(Stored items)
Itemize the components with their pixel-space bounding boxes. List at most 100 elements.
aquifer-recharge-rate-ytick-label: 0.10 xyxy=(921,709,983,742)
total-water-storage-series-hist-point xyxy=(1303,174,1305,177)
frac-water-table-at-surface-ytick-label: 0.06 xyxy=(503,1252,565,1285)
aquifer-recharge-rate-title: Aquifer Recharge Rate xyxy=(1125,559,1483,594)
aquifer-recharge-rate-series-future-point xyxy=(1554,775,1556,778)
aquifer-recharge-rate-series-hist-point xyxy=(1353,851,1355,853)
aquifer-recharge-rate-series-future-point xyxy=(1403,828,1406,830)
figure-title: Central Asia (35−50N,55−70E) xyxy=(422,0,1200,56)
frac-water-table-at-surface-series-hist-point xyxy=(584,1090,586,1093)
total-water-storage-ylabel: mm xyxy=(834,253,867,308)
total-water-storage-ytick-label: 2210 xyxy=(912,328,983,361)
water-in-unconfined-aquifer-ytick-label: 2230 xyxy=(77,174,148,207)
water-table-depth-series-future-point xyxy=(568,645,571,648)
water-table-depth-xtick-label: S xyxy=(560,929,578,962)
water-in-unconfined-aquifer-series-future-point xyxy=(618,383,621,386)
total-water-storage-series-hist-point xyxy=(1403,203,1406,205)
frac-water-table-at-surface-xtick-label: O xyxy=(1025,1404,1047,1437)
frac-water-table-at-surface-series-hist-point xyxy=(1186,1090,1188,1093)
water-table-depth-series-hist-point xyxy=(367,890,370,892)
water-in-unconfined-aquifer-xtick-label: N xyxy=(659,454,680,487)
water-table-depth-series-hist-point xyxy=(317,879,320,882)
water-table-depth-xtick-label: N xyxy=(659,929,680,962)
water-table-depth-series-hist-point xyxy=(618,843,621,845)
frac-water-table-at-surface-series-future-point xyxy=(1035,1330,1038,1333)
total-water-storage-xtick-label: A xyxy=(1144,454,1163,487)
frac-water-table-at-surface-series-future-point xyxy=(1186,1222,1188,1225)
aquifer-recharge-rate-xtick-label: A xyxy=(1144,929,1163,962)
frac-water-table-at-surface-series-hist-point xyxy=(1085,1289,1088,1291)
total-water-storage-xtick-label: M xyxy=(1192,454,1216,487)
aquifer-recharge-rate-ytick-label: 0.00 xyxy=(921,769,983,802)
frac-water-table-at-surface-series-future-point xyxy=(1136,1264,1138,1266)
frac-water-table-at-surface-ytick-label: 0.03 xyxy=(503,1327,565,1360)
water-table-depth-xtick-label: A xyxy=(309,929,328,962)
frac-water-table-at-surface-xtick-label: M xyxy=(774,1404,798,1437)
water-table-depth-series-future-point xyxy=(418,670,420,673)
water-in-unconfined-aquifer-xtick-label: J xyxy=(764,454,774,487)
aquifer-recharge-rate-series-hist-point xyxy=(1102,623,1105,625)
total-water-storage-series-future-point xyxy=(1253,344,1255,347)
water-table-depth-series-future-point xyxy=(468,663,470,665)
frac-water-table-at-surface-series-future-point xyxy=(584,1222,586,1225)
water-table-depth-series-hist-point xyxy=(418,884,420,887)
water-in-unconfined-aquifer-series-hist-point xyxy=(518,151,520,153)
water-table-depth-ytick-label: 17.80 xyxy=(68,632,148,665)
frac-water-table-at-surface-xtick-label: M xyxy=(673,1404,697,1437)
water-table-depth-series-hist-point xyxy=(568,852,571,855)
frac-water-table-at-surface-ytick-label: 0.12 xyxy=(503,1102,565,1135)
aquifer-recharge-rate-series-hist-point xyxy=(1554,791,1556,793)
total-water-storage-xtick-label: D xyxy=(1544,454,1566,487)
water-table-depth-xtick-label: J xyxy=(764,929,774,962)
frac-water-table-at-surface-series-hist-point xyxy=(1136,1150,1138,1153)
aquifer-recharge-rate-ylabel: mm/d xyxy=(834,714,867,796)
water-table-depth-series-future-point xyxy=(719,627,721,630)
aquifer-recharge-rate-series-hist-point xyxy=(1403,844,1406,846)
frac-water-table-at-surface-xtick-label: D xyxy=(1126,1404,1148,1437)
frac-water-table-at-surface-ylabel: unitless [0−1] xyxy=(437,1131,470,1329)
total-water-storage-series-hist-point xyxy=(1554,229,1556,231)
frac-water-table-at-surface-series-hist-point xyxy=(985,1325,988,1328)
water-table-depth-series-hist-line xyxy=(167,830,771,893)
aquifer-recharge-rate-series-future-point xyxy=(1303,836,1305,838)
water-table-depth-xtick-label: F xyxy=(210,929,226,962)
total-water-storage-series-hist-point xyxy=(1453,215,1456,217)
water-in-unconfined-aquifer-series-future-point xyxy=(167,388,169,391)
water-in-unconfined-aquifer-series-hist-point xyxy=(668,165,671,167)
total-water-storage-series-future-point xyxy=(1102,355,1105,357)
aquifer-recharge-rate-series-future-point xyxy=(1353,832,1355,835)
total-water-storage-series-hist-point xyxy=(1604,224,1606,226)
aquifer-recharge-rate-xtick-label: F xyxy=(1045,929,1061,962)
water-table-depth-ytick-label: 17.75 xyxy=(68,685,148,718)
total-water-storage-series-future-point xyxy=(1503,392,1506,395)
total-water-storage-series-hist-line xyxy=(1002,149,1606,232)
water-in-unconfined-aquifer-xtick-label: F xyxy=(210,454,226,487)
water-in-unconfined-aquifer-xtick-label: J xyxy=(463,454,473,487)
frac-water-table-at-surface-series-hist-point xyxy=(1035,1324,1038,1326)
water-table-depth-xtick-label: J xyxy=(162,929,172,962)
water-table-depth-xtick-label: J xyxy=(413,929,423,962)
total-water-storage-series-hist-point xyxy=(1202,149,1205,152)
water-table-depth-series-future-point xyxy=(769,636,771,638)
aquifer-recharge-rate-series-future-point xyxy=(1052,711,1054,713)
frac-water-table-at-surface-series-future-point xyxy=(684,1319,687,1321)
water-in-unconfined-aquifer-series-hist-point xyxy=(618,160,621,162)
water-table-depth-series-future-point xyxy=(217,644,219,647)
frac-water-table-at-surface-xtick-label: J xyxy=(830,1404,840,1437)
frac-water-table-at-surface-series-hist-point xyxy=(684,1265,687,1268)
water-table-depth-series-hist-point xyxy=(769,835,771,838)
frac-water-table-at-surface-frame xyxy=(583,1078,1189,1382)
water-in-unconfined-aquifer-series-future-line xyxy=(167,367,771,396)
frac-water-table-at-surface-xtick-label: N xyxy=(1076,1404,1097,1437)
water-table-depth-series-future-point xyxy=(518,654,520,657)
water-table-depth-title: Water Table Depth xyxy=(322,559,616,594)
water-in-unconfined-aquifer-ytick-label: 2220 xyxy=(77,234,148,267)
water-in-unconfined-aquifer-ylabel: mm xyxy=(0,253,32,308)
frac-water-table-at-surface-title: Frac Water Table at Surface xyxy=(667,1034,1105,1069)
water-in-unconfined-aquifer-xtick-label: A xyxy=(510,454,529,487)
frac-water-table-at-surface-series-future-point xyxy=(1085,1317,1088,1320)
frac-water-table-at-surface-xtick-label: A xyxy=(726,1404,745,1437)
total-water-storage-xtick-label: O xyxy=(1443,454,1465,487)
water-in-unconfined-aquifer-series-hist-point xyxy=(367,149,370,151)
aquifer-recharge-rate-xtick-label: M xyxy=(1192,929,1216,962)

**WHAT TO DO**. Retype every entry above line by line, without changing a single character.

**THE ANSWER**.
Itemize the components with their pixel-space bounding boxes. List at most 100 elements.
aquifer-recharge-rate-ytick-label: 0.10 xyxy=(921,709,983,742)
total-water-storage-series-hist-point xyxy=(1303,174,1305,177)
frac-water-table-at-surface-ytick-label: 0.06 xyxy=(503,1252,565,1285)
aquifer-recharge-rate-title: Aquifer Recharge Rate xyxy=(1125,559,1483,594)
aquifer-recharge-rate-series-future-point xyxy=(1554,775,1556,778)
aquifer-recharge-rate-series-hist-point xyxy=(1353,851,1355,853)
aquifer-recharge-rate-series-future-point xyxy=(1403,828,1406,830)
figure-title: Central Asia (35−50N,55−70E) xyxy=(422,0,1200,56)
frac-water-table-at-surface-series-hist-point xyxy=(584,1090,586,1093)
total-water-storage-ylabel: mm xyxy=(834,253,867,308)
total-water-storage-ytick-label: 2210 xyxy=(912,328,983,361)
water-in-unconfined-aquifer-ytick-label: 2230 xyxy=(77,174,148,207)
water-table-depth-series-future-point xyxy=(568,645,571,648)
water-table-depth-xtick-label: S xyxy=(560,929,578,962)
water-in-unconfined-aquifer-series-future-point xyxy=(618,383,621,386)
total-water-storage-series-hist-point xyxy=(1403,203,1406,205)
frac-water-table-at-surface-xtick-label: O xyxy=(1025,1404,1047,1437)
frac-water-table-at-surface-series-hist-point xyxy=(1186,1090,1188,1093)
water-table-depth-series-hist-point xyxy=(367,890,370,892)
water-in-unconfined-aquifer-xtick-label: N xyxy=(659,454,680,487)
water-table-depth-series-hist-point xyxy=(317,879,320,882)
water-table-depth-xtick-label: N xyxy=(659,929,680,962)
water-table-depth-series-hist-point xyxy=(618,843,621,845)
frac-water-table-at-surface-series-future-point xyxy=(1035,1330,1038,1333)
total-water-storage-xtick-label: A xyxy=(1144,454,1163,487)
frac-water-table-at-surface-series-future-point xyxy=(1186,1222,1188,1225)
aquifer-recharge-rate-xtick-label: A xyxy=(1144,929,1163,962)
frac-water-table-at-surface-series-hist-point xyxy=(1085,1289,1088,1291)
total-water-storage-xtick-label: M xyxy=(1192,454,1216,487)
aquifer-recharge-rate-ytick-label: 0.00 xyxy=(921,769,983,802)
frac-water-table-at-surface-series-future-point xyxy=(1136,1264,1138,1266)
frac-water-table-at-surface-ytick-label: 0.03 xyxy=(503,1327,565,1360)
water-table-depth-xtick-label: A xyxy=(309,929,328,962)
frac-water-table-at-surface-xtick-label: M xyxy=(774,1404,798,1437)
water-table-depth-series-future-point xyxy=(418,670,420,673)
water-in-unconfined-aquifer-xtick-label: J xyxy=(764,454,774,487)
aquifer-recharge-rate-series-hist-point xyxy=(1102,623,1105,625)
total-water-storage-series-future-point xyxy=(1253,344,1255,347)
water-table-depth-series-future-point xyxy=(468,663,470,665)
frac-water-table-at-surface-series-future-point xyxy=(584,1222,586,1225)
water-table-depth-series-hist-point xyxy=(418,884,420,887)
water-in-unconfined-aquifer-series-hist-point xyxy=(518,151,520,153)
water-table-depth-ytick-label: 17.80 xyxy=(68,632,148,665)
frac-water-table-at-surface-xtick-label: M xyxy=(673,1404,697,1437)
water-table-depth-series-hist-point xyxy=(568,852,571,855)
frac-water-table-at-surface-ytick-label: 0.12 xyxy=(503,1102,565,1135)
aquifer-recharge-rate-series-hist-point xyxy=(1554,791,1556,793)
total-water-storage-xtick-label: D xyxy=(1544,454,1566,487)
water-table-depth-xtick-label: J xyxy=(764,929,774,962)
frac-water-table-at-surface-series-hist-point xyxy=(1136,1150,1138,1153)
aquifer-recharge-rate-ylabel: mm/d xyxy=(834,714,867,796)
water-table-depth-series-future-point xyxy=(719,627,721,630)
aquifer-recharge-rate-series-hist-point xyxy=(1403,844,1406,846)
frac-water-table-at-surface-xtick-label: D xyxy=(1126,1404,1148,1437)
frac-water-table-at-surface-ylabel: unitless [0−1] xyxy=(437,1131,470,1329)
total-water-storage-series-hist-point xyxy=(1554,229,1556,231)
frac-water-table-at-surface-series-hist-point xyxy=(985,1325,988,1328)
water-table-depth-series-hist-line xyxy=(167,830,771,893)
aquifer-recharge-rate-series-future-point xyxy=(1303,836,1305,838)
water-table-depth-xtick-label: F xyxy=(210,929,226,962)
total-water-storage-series-hist-point xyxy=(1453,215,1456,217)
water-in-unconfined-aquifer-series-future-point xyxy=(167,388,169,391)
water-in-unconfined-aquifer-series-hist-point xyxy=(668,165,671,167)
total-water-storage-series-future-point xyxy=(1102,355,1105,357)
aquifer-recharge-rate-series-future-point xyxy=(1353,832,1355,835)
total-water-storage-series-hist-point xyxy=(1604,224,1606,226)
aquifer-recharge-rate-xtick-label: F xyxy=(1045,929,1061,962)
water-table-depth-ytick-label: 17.75 xyxy=(68,685,148,718)
total-water-storage-series-future-point xyxy=(1503,392,1506,395)
total-water-storage-series-hist-line xyxy=(1002,149,1606,232)
water-in-unconfined-aquifer-xtick-label: F xyxy=(210,454,226,487)
water-in-unconfined-aquifer-xtick-label: J xyxy=(463,454,473,487)
frac-water-table-at-surface-series-hist-point xyxy=(1035,1324,1038,1326)
water-table-depth-xtick-label: J xyxy=(162,929,172,962)
water-table-depth-xtick-label: J xyxy=(413,929,423,962)
total-water-storage-series-hist-point xyxy=(1202,149,1205,152)
water-table-depth-series-future-point xyxy=(769,636,771,638)
aquifer-recharge-rate-series-future-point xyxy=(1052,711,1054,713)
frac-water-table-at-surface-series-future-point xyxy=(684,1319,687,1321)
water-in-unconfined-aquifer-series-hist-point xyxy=(618,160,621,162)
water-table-depth-series-future-point xyxy=(217,644,219,647)
frac-water-table-at-surface-xtick-label: J xyxy=(830,1404,840,1437)
frac-water-table-at-surface-series-hist-point xyxy=(684,1265,687,1268)
water-table-depth-series-hist-point xyxy=(769,835,771,838)
frac-water-table-at-surface-frame xyxy=(583,1078,1189,1382)
water-in-unconfined-aquifer-series-future-line xyxy=(167,367,771,396)
frac-water-table-at-surface-xtick-label: N xyxy=(1076,1404,1097,1437)
water-table-depth-series-future-point xyxy=(518,654,520,657)
water-table-depth-title: Water Table Depth xyxy=(322,559,616,594)
water-in-unconfined-aquifer-ytick-label: 2220 xyxy=(77,234,148,267)
water-in-unconfined-aquifer-ylabel: mm xyxy=(0,253,32,308)
frac-water-table-at-surface-title: Frac Water Table at Surface xyxy=(667,1034,1105,1069)
water-in-unconfined-aquifer-xtick-label: A xyxy=(510,454,529,487)
frac-water-table-at-surface-series-future-point xyxy=(1085,1317,1088,1320)
frac-water-table-at-surface-xtick-label: A xyxy=(726,1404,745,1437)
total-water-storage-xtick-label: O xyxy=(1443,454,1465,487)
water-in-unconfined-aquifer-series-hist-point xyxy=(367,149,370,151)
aquifer-recharge-rate-xtick-label: M xyxy=(1192,929,1216,962)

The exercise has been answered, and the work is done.